--- start DATA ---
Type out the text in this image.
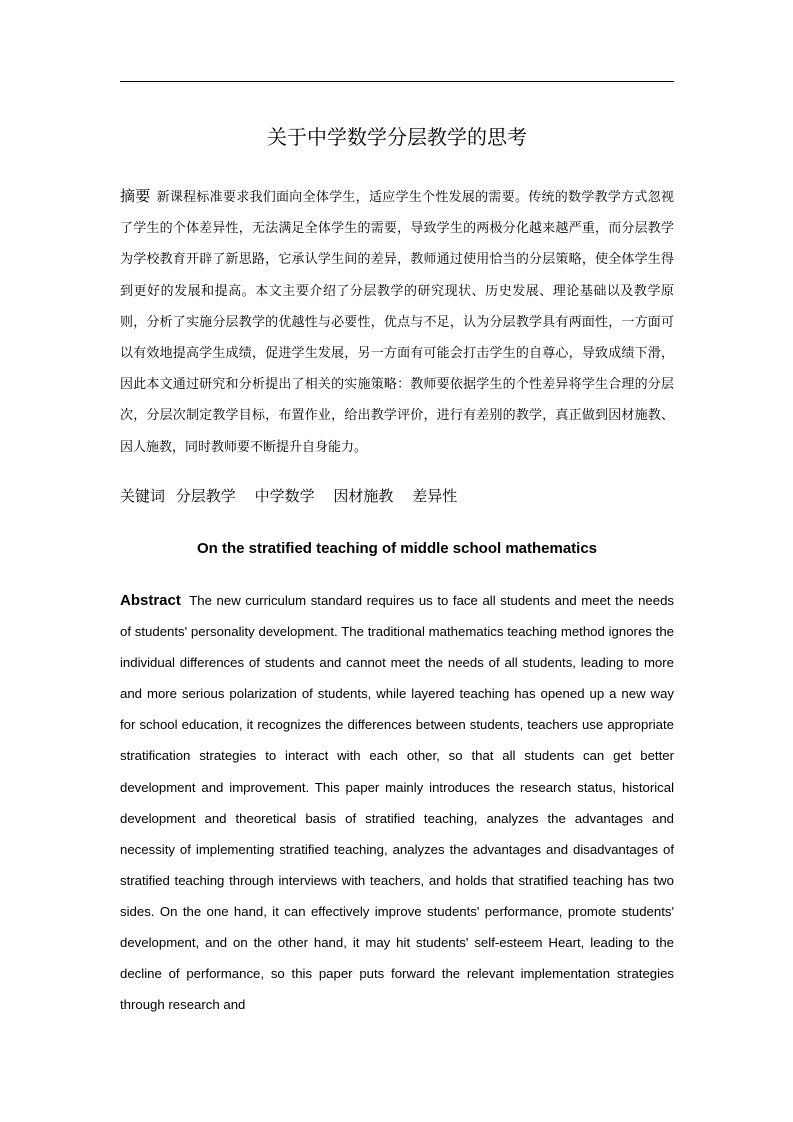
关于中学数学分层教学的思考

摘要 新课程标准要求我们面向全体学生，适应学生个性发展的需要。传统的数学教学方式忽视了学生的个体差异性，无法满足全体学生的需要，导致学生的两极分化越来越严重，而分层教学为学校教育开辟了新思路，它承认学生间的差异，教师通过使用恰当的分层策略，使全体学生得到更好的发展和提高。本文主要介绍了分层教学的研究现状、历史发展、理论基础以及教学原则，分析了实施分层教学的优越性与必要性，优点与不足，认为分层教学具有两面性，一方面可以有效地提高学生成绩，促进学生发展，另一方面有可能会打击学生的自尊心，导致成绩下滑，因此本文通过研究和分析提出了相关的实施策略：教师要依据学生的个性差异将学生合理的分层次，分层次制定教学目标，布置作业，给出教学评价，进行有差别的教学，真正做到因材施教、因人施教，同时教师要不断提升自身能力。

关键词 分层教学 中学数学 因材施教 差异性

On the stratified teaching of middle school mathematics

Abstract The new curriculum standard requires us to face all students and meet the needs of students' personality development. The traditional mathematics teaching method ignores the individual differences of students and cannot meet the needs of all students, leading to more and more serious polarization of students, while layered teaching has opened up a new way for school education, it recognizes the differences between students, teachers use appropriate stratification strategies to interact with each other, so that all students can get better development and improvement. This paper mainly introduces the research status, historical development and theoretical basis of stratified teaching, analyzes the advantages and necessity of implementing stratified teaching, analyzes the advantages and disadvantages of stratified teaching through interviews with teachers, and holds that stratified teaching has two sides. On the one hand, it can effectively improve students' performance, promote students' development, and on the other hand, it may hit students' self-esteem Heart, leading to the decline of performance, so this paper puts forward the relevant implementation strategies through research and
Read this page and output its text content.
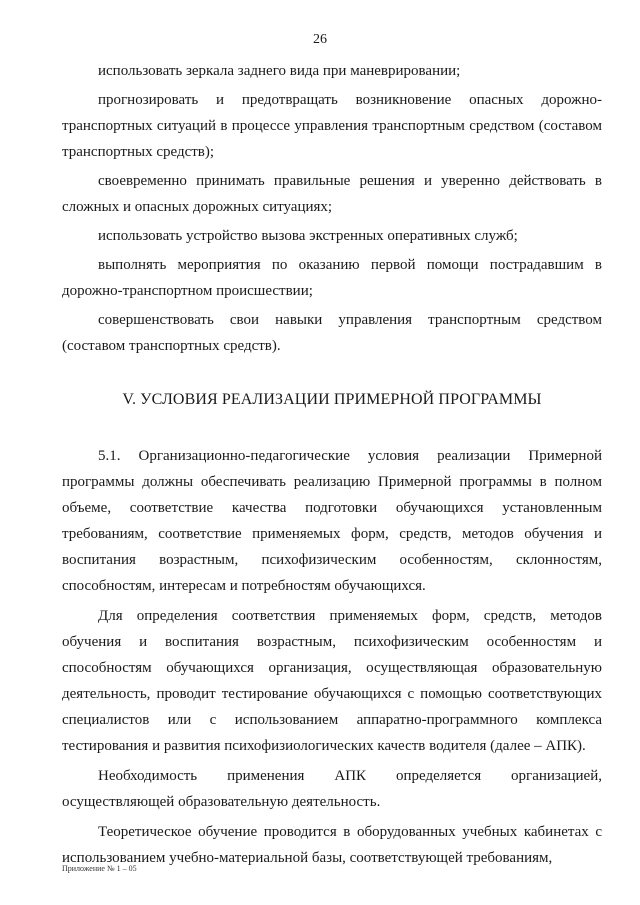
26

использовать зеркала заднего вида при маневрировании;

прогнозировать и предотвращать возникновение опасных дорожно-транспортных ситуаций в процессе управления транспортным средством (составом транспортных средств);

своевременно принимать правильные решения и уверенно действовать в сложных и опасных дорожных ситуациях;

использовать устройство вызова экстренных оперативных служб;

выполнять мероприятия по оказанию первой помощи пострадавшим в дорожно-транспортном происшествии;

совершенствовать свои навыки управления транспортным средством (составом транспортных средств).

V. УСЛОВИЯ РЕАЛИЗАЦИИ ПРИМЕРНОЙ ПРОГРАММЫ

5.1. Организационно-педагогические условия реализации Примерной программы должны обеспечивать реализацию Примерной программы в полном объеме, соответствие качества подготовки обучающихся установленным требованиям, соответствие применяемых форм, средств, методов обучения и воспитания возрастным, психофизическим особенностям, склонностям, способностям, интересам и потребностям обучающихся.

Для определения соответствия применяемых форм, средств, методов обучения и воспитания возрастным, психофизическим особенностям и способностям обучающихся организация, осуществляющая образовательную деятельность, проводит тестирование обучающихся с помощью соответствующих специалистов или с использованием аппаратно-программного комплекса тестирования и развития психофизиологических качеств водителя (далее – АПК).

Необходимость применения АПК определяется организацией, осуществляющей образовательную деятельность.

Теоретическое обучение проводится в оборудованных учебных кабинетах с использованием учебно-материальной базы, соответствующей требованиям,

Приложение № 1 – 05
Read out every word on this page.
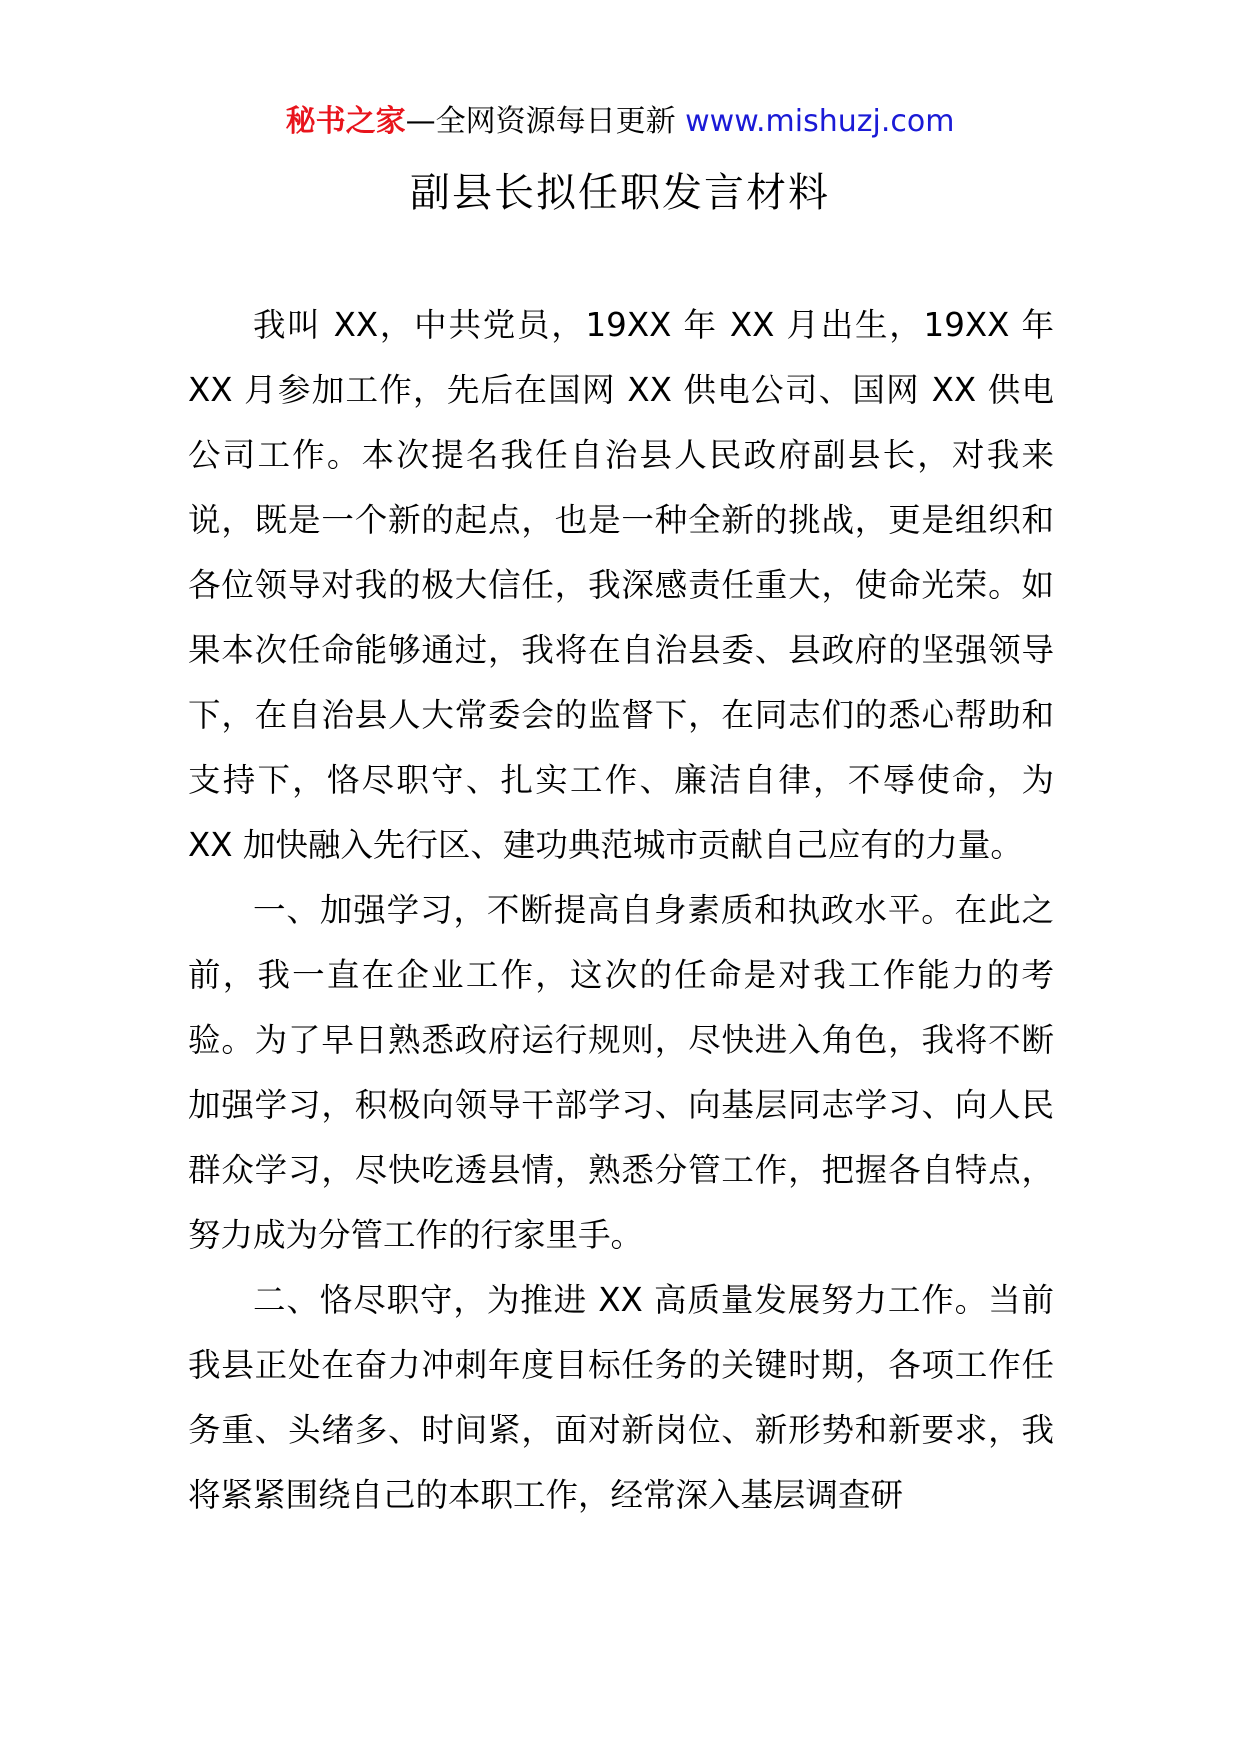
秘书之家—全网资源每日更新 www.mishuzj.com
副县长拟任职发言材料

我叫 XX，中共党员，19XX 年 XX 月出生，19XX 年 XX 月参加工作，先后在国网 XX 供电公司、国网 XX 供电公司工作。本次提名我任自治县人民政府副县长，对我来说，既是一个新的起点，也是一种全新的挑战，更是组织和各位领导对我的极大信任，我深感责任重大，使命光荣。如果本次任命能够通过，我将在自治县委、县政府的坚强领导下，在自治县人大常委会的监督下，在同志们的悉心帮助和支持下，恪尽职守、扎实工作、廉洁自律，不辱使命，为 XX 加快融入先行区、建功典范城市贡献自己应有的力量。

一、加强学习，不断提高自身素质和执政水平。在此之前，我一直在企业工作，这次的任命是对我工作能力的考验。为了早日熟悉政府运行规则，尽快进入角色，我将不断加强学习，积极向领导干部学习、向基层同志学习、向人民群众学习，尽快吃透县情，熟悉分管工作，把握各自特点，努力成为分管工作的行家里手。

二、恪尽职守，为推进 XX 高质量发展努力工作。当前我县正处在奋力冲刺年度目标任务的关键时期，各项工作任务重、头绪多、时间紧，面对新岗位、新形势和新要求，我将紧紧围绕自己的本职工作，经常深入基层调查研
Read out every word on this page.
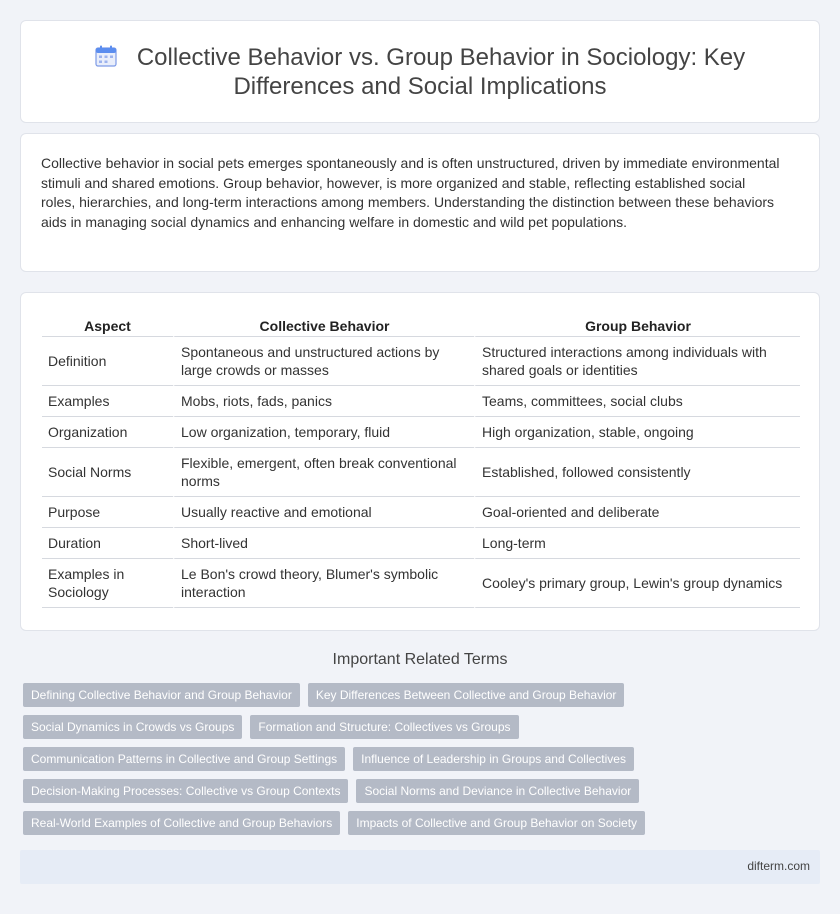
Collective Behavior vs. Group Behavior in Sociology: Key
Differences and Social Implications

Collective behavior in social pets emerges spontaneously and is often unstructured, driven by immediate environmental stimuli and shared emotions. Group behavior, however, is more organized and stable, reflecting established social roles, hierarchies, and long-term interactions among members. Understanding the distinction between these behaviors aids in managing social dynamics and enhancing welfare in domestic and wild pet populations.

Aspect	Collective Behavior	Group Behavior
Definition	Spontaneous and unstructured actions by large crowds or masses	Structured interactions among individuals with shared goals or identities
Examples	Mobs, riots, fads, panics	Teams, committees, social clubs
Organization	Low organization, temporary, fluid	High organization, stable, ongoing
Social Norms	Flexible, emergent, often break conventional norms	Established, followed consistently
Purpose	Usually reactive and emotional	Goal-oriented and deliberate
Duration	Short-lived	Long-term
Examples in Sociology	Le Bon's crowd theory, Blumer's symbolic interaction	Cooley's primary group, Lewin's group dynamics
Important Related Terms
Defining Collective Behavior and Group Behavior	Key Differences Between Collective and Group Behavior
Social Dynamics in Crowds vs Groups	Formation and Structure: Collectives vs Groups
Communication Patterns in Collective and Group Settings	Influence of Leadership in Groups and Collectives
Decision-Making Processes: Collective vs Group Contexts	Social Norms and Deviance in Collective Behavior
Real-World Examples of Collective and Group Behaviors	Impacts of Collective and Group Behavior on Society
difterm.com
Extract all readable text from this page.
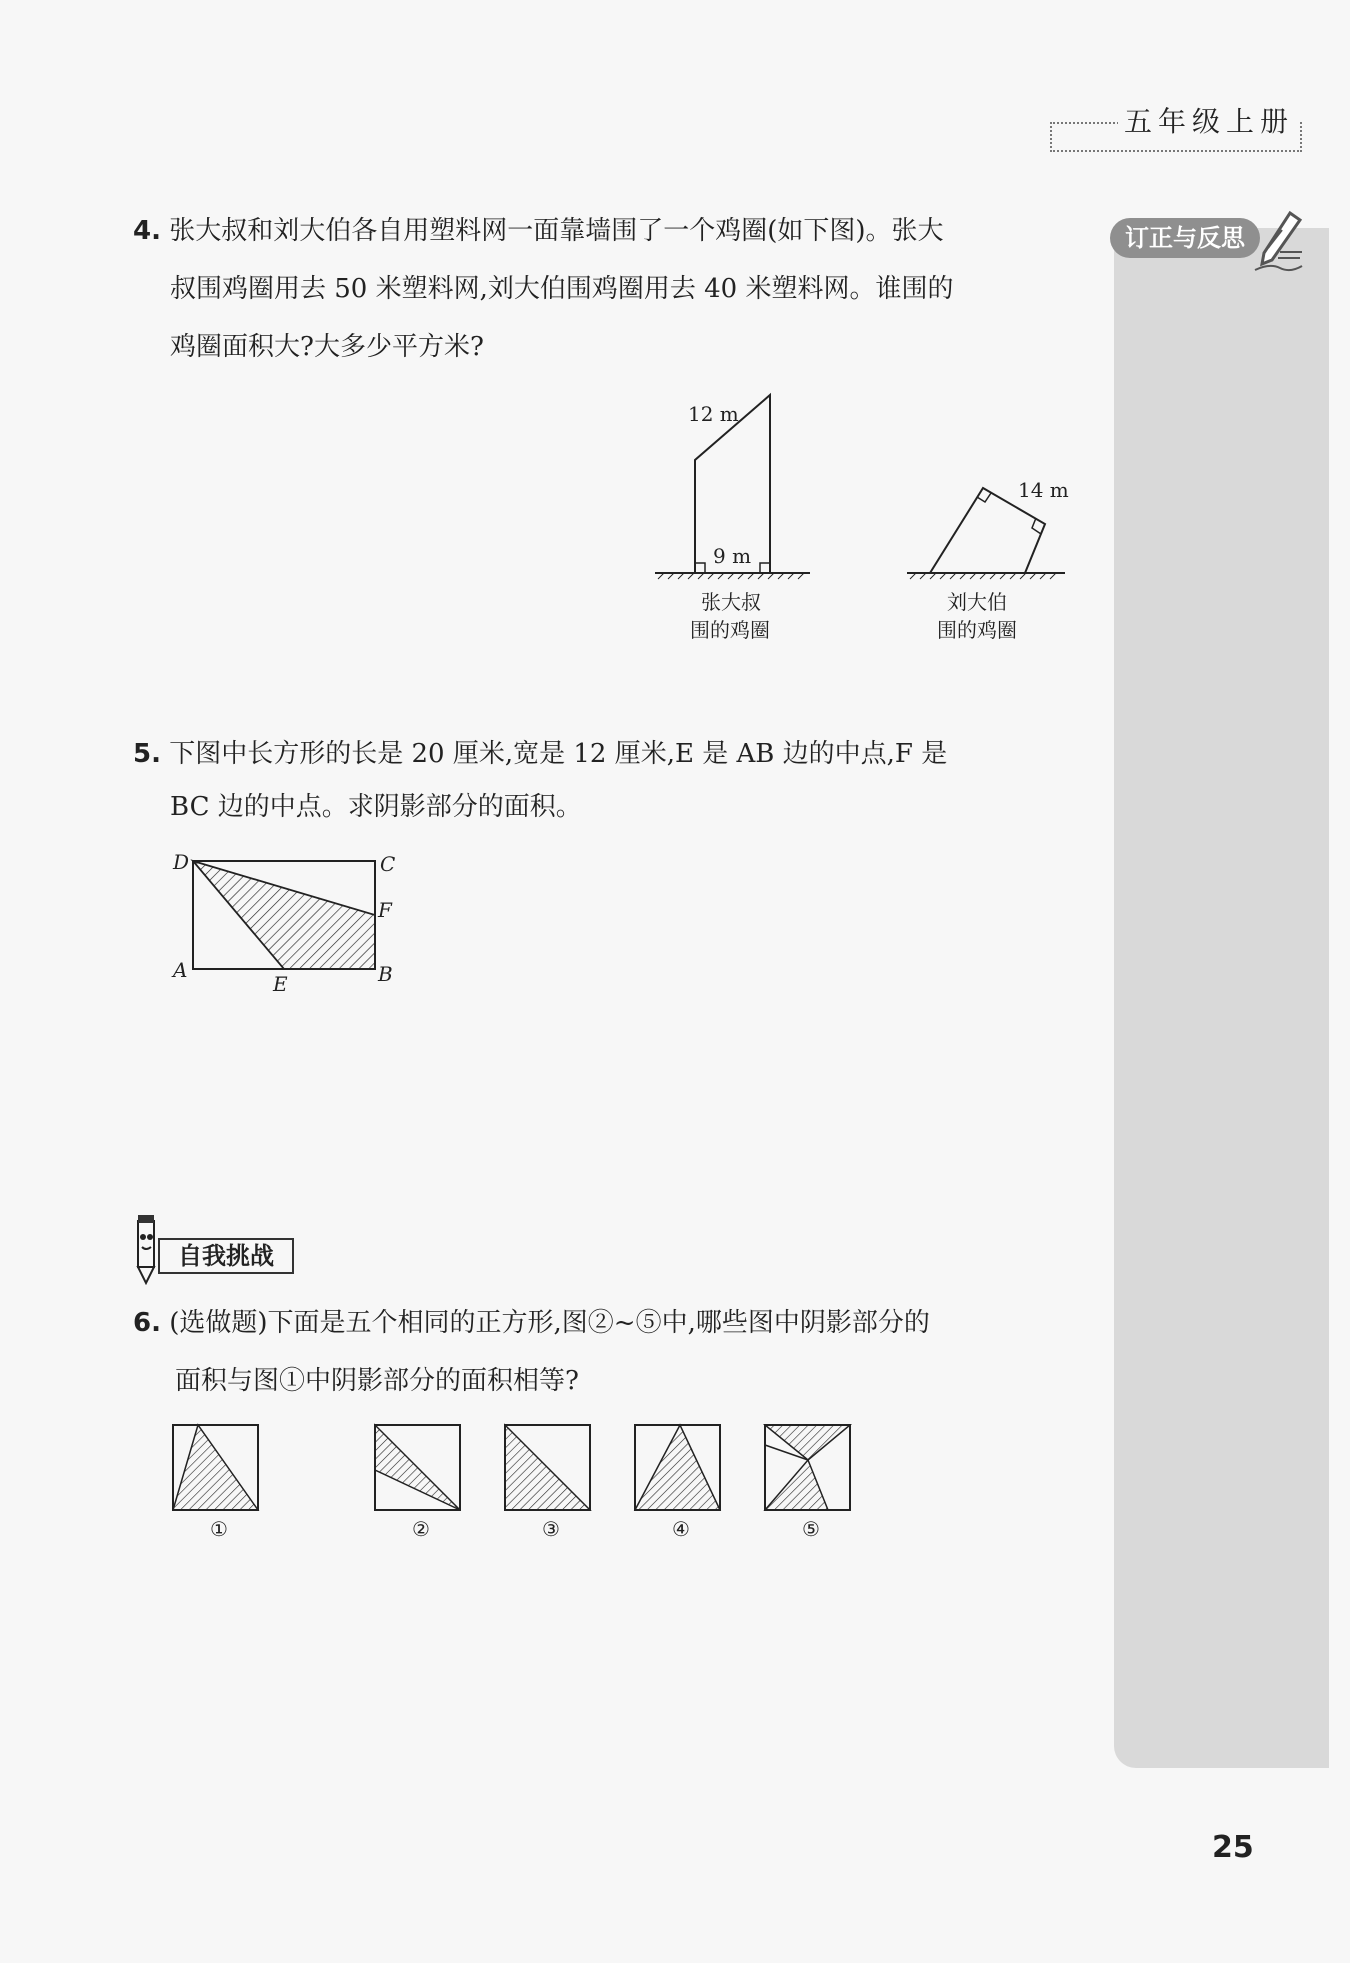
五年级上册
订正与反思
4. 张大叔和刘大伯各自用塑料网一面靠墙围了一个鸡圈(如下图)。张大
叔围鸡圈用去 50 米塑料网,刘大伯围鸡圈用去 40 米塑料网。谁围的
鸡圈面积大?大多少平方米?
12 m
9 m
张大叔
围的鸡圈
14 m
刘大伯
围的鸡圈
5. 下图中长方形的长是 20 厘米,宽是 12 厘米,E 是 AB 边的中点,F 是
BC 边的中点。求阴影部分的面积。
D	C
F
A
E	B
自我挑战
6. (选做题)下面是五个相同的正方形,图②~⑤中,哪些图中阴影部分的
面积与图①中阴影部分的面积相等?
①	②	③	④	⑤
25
--- end DATA ---
### WORK TO COMPLETE
No pictures belong in the copy: reproduce exactly the lines above from the one that contains "Extract all readable text from this page." through the last line of the entries.

### OUTPUT FOR THIS EXERCISE
Extract all readable text from this page.
五年级上册
订正与反思
4. 张大叔和刘大伯各自用塑料网一面靠墙围了一个鸡圈(如下图)。张大
叔围鸡圈用去 50 米塑料网,刘大伯围鸡圈用去 40 米塑料网。谁围的
鸡圈面积大?大多少平方米?
12 m
9 m
张大叔
围的鸡圈
14 m
刘大伯
围的鸡圈
5. 下图中长方形的长是 20 厘米,宽是 12 厘米,E 是 AB 边的中点,F 是
BC 边的中点。求阴影部分的面积。
D	C
F
A
E	B
自我挑战
6. (选做题)下面是五个相同的正方形,图②~⑤中,哪些图中阴影部分的
面积与图①中阴影部分的面积相等?
①	②	③	④	⑤
25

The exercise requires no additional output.